* _Work request 1_:
In the passage on lesion continuity:
(a) What does the "moderate" category on the scale describe?
(b) What name was given to the visible gaps recorded on the long-axis sectional surface?
(c) How many lesions were evaluated per ablation protocol?
* _Work request 2_: Extend the passage on lesion continuity, picking up after its final sentence.

* _Text under study_:

Regarding lesion continuity, we evaluated the degree of visible gaps as described previously, which was used as a semiquantitative scale categorized as follows: (1) perfect, no visible gap in the lesion; (2) moderate, partial slit-like visible gap in the lesion; and (3) poor, complete slit-like visible gap in the lesion. The visible gap degrees were recorded on the lesion surface and long-axis sectional surface and were defined as the surface and deep visible gaps, respectively. If different visible gap degrees were seen on the same lesion surface, the worst visible gap degree was recorded. Fifteen lesions were evaluated per ablation protocol for the measurements of linear lesion size and continuity.

* _Data for analysis_:

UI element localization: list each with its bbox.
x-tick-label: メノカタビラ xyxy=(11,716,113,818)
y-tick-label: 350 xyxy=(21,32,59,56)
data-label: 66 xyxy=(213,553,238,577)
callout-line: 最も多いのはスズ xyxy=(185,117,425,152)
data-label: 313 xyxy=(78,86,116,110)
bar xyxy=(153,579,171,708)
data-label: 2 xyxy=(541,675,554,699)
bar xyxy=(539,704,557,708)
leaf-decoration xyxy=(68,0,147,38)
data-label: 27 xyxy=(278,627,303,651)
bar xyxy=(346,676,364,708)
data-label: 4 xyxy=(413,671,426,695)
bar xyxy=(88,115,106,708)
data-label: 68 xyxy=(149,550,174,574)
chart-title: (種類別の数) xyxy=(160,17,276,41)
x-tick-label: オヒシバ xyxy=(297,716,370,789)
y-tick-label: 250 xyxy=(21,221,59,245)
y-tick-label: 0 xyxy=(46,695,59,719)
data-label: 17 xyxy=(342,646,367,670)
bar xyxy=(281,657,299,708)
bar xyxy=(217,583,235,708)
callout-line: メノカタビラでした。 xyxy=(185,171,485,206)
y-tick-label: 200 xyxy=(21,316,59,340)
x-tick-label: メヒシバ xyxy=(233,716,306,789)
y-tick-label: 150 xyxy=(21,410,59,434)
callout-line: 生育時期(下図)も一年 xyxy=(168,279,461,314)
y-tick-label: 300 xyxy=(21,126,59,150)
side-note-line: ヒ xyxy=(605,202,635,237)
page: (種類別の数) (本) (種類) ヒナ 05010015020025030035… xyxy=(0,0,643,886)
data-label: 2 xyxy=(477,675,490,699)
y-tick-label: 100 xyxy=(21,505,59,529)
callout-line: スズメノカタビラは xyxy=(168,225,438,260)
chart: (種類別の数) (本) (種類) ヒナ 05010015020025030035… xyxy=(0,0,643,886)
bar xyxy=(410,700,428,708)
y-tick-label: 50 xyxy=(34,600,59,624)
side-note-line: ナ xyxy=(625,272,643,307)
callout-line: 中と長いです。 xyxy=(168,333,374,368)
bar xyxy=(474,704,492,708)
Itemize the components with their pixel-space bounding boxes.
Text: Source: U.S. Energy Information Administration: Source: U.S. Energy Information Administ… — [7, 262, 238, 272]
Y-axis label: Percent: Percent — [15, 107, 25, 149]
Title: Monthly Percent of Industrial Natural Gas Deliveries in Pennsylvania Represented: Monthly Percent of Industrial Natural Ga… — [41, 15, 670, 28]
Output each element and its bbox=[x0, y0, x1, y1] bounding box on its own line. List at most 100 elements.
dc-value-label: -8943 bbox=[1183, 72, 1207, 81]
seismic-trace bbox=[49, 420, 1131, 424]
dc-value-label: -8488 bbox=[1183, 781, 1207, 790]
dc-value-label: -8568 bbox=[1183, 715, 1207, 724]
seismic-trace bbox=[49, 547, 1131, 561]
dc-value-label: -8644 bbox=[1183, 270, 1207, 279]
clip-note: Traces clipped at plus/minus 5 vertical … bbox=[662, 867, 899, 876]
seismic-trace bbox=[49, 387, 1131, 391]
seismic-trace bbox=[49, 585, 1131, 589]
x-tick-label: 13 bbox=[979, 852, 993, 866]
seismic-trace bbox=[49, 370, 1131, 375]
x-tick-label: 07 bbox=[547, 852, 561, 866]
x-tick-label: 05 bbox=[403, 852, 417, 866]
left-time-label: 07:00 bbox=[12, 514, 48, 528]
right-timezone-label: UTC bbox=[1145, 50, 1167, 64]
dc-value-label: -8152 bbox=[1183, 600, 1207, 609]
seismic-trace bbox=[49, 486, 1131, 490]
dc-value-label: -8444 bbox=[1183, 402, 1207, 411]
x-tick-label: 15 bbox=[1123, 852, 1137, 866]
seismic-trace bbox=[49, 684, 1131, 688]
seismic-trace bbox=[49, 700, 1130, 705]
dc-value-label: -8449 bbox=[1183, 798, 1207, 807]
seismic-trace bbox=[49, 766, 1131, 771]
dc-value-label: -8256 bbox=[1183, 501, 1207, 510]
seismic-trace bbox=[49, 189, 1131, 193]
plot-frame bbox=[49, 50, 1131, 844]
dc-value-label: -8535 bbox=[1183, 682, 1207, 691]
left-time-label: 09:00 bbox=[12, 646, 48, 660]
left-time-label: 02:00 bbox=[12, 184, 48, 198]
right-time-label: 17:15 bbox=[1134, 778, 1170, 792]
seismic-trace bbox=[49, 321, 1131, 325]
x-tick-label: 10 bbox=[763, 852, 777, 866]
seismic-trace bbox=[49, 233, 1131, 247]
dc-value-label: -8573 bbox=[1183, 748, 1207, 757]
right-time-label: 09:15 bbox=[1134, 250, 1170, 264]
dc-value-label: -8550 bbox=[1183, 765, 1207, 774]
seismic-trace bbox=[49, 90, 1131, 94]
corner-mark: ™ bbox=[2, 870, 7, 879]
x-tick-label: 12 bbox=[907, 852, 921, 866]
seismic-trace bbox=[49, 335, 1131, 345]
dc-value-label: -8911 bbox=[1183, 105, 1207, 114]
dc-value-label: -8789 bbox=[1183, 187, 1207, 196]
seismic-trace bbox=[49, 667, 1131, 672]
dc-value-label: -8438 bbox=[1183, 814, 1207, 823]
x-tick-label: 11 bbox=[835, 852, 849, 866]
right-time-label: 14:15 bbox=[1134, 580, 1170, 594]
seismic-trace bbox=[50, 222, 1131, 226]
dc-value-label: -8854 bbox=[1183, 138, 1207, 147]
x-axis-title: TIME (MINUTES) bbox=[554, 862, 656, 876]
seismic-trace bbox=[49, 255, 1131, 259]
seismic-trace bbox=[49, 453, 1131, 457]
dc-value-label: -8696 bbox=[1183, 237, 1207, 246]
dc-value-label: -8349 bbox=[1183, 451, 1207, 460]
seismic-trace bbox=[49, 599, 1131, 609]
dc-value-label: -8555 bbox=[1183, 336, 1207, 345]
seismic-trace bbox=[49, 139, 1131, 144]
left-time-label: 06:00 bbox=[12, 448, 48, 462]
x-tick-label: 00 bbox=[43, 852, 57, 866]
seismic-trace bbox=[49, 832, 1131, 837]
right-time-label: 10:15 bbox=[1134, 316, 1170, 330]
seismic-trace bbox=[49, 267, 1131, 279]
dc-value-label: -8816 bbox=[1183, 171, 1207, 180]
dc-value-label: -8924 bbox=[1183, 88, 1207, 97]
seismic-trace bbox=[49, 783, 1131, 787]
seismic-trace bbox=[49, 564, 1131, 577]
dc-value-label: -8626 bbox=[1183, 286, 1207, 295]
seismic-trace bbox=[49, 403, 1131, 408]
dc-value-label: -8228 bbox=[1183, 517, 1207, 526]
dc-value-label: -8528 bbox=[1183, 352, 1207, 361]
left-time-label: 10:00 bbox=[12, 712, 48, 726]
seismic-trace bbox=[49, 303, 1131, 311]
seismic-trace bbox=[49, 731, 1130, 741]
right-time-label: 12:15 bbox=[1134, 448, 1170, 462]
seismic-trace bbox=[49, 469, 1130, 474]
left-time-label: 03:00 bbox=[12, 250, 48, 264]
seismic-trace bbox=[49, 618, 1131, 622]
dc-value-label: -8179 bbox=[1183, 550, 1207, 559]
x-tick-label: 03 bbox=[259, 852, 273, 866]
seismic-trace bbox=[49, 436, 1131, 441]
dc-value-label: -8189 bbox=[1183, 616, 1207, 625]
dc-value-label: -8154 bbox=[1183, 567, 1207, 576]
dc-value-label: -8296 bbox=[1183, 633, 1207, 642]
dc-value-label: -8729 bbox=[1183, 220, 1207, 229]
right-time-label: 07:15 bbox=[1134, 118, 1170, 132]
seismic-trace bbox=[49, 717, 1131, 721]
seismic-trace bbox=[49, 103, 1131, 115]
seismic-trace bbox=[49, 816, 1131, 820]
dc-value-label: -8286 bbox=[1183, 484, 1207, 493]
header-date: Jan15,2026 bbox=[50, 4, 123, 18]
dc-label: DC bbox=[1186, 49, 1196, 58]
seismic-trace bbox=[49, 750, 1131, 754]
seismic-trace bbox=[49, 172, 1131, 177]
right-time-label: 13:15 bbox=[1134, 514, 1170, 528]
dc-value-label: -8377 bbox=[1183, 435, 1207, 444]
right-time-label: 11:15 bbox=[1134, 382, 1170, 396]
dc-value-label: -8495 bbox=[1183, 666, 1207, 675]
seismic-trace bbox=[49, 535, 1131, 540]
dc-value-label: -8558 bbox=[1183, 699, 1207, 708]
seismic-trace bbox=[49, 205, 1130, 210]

* _Reply 1_:
(a) A partial slit-like visible gap in the lesion.
(b) Deep visible gaps.
(c) Fifteen.

* _Reply 2_:
Thermographic evaluation of tissue temperature dynamics

In the thermographic evaluation, LB3 was placed on the flat muscles at a constant vertical distance of 0.5 m from an infrared thermographic camera (FLIR SC620; CHINO Co., Ltd., Tokyo, Japan) with a measurement angle between the sample and infrared thermographic camera of 0°C (Figure 1B). The product specifications of the infrared thermographic camera were as follows: resolution of 640 × 480 pixels per inch, instantaneous field of view of 0.65 mrad, field of view of 24° × 18°, minimum detection distance of 30 cm, minimum detection dimension of 0.2 mm, and measurement temperature range of –40°C to 500°C. These conditions allow for tissue temperature measurement size of 0.35 mm per pixel. The samples were autofocused on the infrared thermographic camera image. If the focus of the image was insufficient to monitor, focus was manually adjusted on the infrared thermographic camera. The temperature scale was adjusted so that temperatures <30° C and >60°C became dark blue and white, respectively. Thermographic tissue temperature dynamics and maximum tissue temperature during RAPID mode laser ablation and point-by-point laser ablation were recorded. Five lesions were assessed per ablation protocol for the thermographic measurements.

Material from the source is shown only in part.